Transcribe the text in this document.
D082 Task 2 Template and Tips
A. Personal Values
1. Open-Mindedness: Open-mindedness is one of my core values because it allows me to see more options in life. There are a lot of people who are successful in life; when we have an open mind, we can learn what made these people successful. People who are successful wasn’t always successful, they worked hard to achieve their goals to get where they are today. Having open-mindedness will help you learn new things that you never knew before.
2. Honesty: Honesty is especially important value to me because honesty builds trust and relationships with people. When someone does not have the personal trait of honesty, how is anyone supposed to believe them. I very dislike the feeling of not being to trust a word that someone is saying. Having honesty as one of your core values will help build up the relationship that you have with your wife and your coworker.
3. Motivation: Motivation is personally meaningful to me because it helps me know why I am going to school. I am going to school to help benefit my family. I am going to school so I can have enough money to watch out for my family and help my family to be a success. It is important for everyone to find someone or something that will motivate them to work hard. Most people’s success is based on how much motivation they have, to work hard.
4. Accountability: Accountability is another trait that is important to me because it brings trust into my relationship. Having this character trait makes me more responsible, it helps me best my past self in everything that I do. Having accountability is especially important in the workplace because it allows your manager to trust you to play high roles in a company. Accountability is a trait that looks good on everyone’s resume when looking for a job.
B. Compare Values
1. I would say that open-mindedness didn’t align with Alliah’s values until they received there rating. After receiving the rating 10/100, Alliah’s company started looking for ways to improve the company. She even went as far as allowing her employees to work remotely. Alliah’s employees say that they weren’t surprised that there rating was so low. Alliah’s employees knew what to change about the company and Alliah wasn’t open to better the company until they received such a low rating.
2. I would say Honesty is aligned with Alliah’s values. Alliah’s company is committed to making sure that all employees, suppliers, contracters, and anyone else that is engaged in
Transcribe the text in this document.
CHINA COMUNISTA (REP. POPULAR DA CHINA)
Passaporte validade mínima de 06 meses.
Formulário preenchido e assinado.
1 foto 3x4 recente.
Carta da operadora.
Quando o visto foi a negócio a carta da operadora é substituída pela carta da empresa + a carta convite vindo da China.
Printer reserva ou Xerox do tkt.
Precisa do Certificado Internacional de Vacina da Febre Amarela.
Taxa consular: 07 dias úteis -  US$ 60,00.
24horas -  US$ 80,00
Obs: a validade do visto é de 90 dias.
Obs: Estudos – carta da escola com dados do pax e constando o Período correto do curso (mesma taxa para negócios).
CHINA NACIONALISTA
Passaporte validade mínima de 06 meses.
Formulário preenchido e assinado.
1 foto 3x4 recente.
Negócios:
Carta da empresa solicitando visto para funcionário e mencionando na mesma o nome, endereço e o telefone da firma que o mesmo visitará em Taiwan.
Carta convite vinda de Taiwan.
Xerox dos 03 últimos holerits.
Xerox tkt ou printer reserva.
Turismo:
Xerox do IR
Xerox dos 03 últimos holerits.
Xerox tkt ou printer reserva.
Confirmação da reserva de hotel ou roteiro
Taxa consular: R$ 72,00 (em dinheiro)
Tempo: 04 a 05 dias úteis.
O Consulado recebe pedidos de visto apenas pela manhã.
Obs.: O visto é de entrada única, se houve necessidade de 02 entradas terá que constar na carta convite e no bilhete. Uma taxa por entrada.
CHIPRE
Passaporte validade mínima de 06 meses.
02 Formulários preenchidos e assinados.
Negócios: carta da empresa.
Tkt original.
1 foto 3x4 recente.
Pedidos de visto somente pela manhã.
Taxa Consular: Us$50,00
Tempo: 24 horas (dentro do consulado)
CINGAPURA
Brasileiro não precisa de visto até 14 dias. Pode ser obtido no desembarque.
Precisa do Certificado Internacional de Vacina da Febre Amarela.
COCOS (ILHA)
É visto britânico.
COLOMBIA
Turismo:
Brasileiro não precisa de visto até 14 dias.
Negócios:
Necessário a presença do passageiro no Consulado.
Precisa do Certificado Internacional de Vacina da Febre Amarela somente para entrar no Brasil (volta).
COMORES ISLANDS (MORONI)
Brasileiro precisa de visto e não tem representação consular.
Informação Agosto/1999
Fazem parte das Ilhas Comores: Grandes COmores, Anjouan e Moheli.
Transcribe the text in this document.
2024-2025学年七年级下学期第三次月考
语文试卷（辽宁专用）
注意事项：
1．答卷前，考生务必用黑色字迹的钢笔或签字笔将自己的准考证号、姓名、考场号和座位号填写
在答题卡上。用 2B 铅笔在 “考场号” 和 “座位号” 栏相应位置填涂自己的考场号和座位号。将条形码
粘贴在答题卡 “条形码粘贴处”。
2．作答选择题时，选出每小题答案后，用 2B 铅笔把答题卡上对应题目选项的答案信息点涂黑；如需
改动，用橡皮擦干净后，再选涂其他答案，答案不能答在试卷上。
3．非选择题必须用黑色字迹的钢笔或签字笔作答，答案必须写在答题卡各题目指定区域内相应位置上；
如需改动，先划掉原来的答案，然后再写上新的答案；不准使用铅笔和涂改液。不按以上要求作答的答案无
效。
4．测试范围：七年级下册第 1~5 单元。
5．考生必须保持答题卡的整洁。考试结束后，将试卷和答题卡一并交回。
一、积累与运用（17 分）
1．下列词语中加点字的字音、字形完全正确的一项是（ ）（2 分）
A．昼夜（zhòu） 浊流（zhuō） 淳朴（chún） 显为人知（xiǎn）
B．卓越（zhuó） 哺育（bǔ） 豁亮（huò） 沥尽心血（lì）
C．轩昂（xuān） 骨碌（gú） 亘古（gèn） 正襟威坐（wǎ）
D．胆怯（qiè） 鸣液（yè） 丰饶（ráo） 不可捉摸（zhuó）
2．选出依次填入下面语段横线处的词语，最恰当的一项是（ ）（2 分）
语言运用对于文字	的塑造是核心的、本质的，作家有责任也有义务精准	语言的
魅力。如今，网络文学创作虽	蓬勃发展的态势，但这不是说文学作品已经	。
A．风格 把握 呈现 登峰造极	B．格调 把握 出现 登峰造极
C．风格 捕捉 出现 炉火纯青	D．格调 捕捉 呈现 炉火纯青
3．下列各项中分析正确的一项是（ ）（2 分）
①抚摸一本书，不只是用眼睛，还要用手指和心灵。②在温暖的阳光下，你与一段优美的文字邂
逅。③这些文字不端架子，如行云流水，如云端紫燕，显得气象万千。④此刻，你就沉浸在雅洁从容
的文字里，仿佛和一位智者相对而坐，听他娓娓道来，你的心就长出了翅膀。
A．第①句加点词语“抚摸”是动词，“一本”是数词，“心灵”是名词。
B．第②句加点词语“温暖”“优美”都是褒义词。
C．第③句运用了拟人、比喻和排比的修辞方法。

TASK DIRECTIONS: Report how many lines above hold the string "dias", giving nothing but the number.

REPLY: 5